### [Records shown]
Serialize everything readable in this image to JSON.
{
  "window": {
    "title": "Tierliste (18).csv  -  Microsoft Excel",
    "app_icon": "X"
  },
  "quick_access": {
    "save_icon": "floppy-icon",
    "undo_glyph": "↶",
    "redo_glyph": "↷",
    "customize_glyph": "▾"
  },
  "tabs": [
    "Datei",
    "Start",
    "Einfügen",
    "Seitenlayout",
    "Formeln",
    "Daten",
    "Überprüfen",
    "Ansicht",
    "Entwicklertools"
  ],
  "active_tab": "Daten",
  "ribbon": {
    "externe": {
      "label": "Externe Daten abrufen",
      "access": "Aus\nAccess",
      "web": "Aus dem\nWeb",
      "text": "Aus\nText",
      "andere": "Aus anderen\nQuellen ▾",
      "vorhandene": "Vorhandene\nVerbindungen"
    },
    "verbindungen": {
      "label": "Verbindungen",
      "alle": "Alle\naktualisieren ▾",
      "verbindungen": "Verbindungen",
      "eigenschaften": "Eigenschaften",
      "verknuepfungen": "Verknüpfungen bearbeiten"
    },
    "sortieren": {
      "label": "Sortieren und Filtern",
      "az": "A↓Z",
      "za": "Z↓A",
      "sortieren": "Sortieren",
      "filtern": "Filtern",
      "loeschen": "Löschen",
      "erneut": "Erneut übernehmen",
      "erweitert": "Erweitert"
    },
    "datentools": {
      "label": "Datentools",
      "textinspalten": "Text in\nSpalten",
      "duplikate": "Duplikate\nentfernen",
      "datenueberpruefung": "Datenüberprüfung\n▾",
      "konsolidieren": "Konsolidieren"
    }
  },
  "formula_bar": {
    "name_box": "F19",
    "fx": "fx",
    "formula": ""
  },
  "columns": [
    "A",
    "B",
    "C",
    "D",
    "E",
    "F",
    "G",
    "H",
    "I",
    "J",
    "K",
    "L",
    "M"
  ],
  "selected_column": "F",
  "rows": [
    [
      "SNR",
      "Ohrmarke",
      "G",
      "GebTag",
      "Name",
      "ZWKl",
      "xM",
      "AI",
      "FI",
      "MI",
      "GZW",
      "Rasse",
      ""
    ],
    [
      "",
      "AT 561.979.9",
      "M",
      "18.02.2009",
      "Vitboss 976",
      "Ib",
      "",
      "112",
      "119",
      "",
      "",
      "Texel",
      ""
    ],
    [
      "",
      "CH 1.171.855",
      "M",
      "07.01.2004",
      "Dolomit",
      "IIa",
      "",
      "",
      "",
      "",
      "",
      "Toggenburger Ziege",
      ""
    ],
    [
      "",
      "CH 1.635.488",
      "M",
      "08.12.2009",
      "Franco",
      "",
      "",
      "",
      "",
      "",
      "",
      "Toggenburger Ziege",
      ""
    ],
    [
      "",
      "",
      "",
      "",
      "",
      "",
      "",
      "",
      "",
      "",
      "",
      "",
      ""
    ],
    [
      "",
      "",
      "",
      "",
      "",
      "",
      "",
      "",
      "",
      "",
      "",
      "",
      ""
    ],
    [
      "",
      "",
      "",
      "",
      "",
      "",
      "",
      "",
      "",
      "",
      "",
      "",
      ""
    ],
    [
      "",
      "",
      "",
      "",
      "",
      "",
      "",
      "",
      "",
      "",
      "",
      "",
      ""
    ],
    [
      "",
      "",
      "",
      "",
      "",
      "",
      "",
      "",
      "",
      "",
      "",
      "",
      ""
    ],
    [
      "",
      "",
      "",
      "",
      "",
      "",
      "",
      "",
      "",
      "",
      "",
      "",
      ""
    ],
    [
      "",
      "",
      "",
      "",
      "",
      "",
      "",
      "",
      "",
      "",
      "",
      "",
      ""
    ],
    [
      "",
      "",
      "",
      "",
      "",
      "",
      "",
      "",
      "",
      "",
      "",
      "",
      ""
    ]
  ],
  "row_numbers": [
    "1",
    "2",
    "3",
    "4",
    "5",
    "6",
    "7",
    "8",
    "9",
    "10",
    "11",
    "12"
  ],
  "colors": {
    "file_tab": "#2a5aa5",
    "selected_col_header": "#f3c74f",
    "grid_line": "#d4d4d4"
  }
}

### [Given exercise]
Repeat every record exactly as written, please.

### [Worked answer]
Serialize everything readable in this image to JSON.
{
  "window": {
    "title": "Tierliste (18).csv  -  Microsoft Excel",
    "app_icon": "X"
  },
  "quick_access": {
    "save_icon": "floppy-icon",
    "undo_glyph": "↶",
    "redo_glyph": "↷",
    "customize_glyph": "▾"
  },
  "tabs": [
    "Datei",
    "Start",
    "Einfügen",
    "Seitenlayout",
    "Formeln",
    "Daten",
    "Überprüfen",
    "Ansicht",
    "Entwicklertools"
  ],
  "active_tab": "Daten",
  "ribbon": {
    "externe": {
      "label": "Externe Daten abrufen",
      "access": "Aus\nAccess",
      "web": "Aus dem\nWeb",
      "text": "Aus\nText",
      "andere": "Aus anderen\nQuellen ▾",
      "vorhandene": "Vorhandene\nVerbindungen"
    },
    "verbindungen": {
      "label": "Verbindungen",
      "alle": "Alle\naktualisieren ▾",
      "verbindungen": "Verbindungen",
      "eigenschaften": "Eigenschaften",
      "verknuepfungen": "Verknüpfungen bearbeiten"
    },
    "sortieren": {
      "label": "Sortieren und Filtern",
      "az": "A↓Z",
      "za": "Z↓A",
      "sortieren": "Sortieren",
      "filtern": "Filtern",
      "loeschen": "Löschen",
      "erneut": "Erneut übernehmen",
      "erweitert": "Erweitert"
    },
    "datentools": {
      "label": "Datentools",
      "textinspalten": "Text in\nSpalten",
      "duplikate": "Duplikate\nentfernen",
      "datenueberpruefung": "Datenüberprüfung\n▾",
      "konsolidieren": "Konsolidieren"
    }
  },
  "formula_bar": {
    "name_box": "F19",
    "fx": "fx",
    "formula": ""
  },
  "columns": [
    "A",
    "B",
    "C",
    "D",
    "E",
    "F",
    "G",
    "H",
    "I",
    "J",
    "K",
    "L",
    "M"
  ],
  "selected_column": "F",
  "rows": [
    [
      "SNR",
      "Ohrmarke",
      "G",
      "GebTag",
      "Name",
      "ZWKl",
      "xM",
      "AI",
      "FI",
      "MI",
      "GZW",
      "Rasse",
      ""
    ],
    [
      "",
      "AT 561.979.9",
      "M",
      "18.02.2009",
      "Vitboss 976",
      "Ib",
      "",
      "112",
      "119",
      "",
      "",
      "Texel",
      ""
    ],
    [
      "",
      "CH 1.171.855",
      "M",
      "07.01.2004",
      "Dolomit",
      "IIa",
      "",
      "",
      "",
      "",
      "",
      "Toggenburger Ziege",
      ""
    ],
    [
      "",
      "CH 1.635.488",
      "M",
      "08.12.2009",
      "Franco",
      "",
      "",
      "",
      "",
      "",
      "",
      "Toggenburger Ziege",
      ""
    ],
    [
      "",
      "",
      "",
      "",
      "",
      "",
      "",
      "",
      "",
      "",
      "",
      "",
      ""
    ],
    [
      "",
      "",
      "",
      "",
      "",
      "",
      "",
      "",
      "",
      "",
      "",
      "",
      ""
    ],
    [
      "",
      "",
      "",
      "",
      "",
      "",
      "",
      "",
      "",
      "",
      "",
      "",
      ""
    ],
    [
      "",
      "",
      "",
      "",
      "",
      "",
      "",
      "",
      "",
      "",
      "",
      "",
      ""
    ],
    [
      "",
      "",
      "",
      "",
      "",
      "",
      "",
      "",
      "",
      "",
      "",
      "",
      ""
    ],
    [
      "",
      "",
      "",
      "",
      "",
      "",
      "",
      "",
      "",
      "",
      "",
      "",
      ""
    ],
    [
      "",
      "",
      "",
      "",
      "",
      "",
      "",
      "",
      "",
      "",
      "",
      "",
      ""
    ],
    [
      "",
      "",
      "",
      "",
      "",
      "",
      "",
      "",
      "",
      "",
      "",
      "",
      ""
    ]
  ],
  "row_numbers": [
    "1",
    "2",
    "3",
    "4",
    "5",
    "6",
    "7",
    "8",
    "9",
    "10",
    "11",
    "12"
  ],
  "colors": {
    "file_tab": "#2a5aa5",
    "selected_col_header": "#f3c74f",
    "grid_line": "#d4d4d4"
  }
}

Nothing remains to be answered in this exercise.